** begin Stored rows **
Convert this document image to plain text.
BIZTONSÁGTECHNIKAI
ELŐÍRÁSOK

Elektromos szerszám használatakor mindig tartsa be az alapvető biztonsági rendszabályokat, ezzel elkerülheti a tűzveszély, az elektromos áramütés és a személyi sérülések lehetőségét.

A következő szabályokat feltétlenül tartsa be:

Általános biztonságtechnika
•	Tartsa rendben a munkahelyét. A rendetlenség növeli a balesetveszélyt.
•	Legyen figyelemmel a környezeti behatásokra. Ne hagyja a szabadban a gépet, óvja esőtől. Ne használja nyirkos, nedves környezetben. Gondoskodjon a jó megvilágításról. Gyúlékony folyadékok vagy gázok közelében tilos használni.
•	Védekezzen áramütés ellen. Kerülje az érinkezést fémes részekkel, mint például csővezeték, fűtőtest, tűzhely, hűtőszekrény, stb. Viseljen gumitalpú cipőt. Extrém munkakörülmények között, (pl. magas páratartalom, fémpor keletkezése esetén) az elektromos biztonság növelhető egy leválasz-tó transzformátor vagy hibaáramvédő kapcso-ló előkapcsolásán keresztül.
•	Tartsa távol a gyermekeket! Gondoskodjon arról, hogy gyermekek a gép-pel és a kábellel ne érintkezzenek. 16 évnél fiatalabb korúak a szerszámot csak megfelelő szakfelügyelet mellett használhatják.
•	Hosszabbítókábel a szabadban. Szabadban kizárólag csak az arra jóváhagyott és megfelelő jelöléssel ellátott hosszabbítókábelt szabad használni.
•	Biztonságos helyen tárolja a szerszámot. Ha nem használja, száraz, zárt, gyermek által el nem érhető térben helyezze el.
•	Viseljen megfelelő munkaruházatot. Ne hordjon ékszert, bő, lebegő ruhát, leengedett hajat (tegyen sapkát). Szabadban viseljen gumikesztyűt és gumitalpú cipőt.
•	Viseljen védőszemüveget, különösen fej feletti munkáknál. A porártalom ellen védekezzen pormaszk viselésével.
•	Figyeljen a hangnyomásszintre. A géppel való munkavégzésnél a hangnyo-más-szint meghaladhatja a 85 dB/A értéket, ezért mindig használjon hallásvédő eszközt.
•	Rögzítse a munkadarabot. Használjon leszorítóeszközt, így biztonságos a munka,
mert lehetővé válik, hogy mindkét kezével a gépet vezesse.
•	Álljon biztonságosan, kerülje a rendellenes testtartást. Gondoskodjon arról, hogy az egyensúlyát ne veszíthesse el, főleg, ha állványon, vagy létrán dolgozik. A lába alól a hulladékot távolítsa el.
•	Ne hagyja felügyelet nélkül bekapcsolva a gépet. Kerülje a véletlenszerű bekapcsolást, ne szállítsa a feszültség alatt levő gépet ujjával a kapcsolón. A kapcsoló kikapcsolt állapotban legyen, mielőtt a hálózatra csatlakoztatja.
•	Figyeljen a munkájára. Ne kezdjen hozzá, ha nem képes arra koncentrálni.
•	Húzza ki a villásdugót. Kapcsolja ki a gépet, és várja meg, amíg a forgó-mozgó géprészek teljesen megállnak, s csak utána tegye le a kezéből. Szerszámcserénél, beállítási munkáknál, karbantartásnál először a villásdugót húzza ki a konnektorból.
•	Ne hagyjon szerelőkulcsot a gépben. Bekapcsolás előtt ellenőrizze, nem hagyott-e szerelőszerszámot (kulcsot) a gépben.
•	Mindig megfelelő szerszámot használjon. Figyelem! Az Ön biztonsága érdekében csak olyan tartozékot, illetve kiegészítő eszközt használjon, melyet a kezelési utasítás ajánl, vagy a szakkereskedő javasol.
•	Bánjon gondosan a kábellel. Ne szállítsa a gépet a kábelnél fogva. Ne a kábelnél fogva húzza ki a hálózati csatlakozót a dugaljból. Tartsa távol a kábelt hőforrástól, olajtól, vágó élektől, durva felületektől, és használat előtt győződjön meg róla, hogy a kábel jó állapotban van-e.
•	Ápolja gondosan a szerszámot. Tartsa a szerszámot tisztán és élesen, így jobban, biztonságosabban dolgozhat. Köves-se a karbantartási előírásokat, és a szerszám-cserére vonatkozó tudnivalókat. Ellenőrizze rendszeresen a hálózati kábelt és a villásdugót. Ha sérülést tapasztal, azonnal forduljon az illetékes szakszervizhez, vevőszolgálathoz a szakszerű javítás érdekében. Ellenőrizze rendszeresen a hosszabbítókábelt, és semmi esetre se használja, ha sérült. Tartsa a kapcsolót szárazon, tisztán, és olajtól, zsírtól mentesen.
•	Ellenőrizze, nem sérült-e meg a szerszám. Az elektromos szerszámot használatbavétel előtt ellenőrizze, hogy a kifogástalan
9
** end Stored rows **
:: What the task requires ::
Gather up every line from the listing above in which the word "arra" occurs.

:: Output for this task ::
•	Hosszabbítókábel a szabadban. Szabadban kizárólag csak az arra jóváhagyott és megfelelő jelöléssel ellátott hosszabbítókábelt szabad használni.
•	Figyeljen a munkájára. Ne kezdjen hozzá, ha nem képes arra koncentrálni.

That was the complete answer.